— Start Supplied entries —

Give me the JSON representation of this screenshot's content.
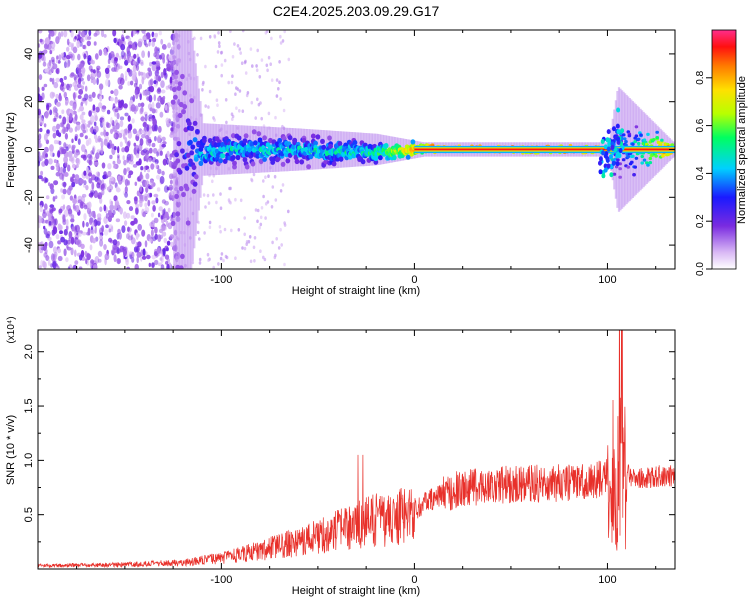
{
  "title": "C2E4.2025.203.09.29.G17",
  "chart_data": [
    {
      "type": "heatmap",
      "xlabel": "Height of straight line (km)",
      "ylabel": "Frequency (Hz)",
      "xlim": [
        -195,
        135
      ],
      "ylim": [
        -50,
        50
      ],
      "xticks": [
        -100,
        0,
        100
      ],
      "yticks": [
        -40,
        -20,
        0,
        20,
        40
      ],
      "colorbar": {
        "label": "Normalized spectral amplitude",
        "range": [
          0,
          1
        ],
        "ticks": [
          0.0,
          0.2,
          0.4,
          0.6,
          0.8
        ]
      },
      "description_points": [
        {
          "x": -190,
          "y_spread": 50,
          "amp": 0.1
        },
        {
          "x": -125,
          "y_spread": 50,
          "amp": 0.1
        },
        {
          "x": -110,
          "y_spread": 5,
          "amp": 0.45
        },
        {
          "x": -60,
          "y_spread": 4,
          "amp": 0.45
        },
        {
          "x": -20,
          "y_spread": 3,
          "amp": 0.5
        },
        {
          "x": 10,
          "y_spread": 1,
          "amp": 0.95
        },
        {
          "x": 100,
          "y_spread": 1,
          "amp": 0.95
        },
        {
          "x": 105,
          "y_spread": 12,
          "amp": 0.3
        },
        {
          "x": 135,
          "y_spread": 1,
          "amp": 0.95
        }
      ]
    },
    {
      "type": "line",
      "xlabel": "Height of straight line (km)",
      "ylabel": "SNR (10 * v/v)",
      "yscale_label": "(x10⁴)",
      "xlim": [
        -195,
        135
      ],
      "ylim": [
        0,
        2.2
      ],
      "xticks": [
        -100,
        0,
        100
      ],
      "yticks": [
        0.5,
        1.0,
        1.5,
        2.0
      ],
      "series": [
        {
          "color": "#e8302a",
          "x": [
            -195,
            -150,
            -120,
            -100,
            -80,
            -60,
            -40,
            -30,
            -20,
            -10,
            0,
            10,
            20,
            30,
            40,
            50,
            60,
            70,
            80,
            90,
            95,
            100,
            103,
            106,
            108,
            110,
            115,
            120,
            130,
            135
          ],
          "y": [
            0.03,
            0.04,
            0.06,
            0.1,
            0.17,
            0.25,
            0.35,
            0.4,
            0.45,
            0.45,
            0.55,
            0.65,
            0.72,
            0.75,
            0.77,
            0.78,
            0.79,
            0.79,
            0.79,
            0.8,
            0.82,
            0.85,
            0.6,
            1.4,
            0.2,
            0.9,
            0.82,
            0.84,
            0.86,
            0.85
          ]
        }
      ]
    }
  ]
}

— End Supplied entries —

_Requirements_
In the records above, tally the lines where the word "ylabel" appears, and give the number and nothing else.

_Correct result_
2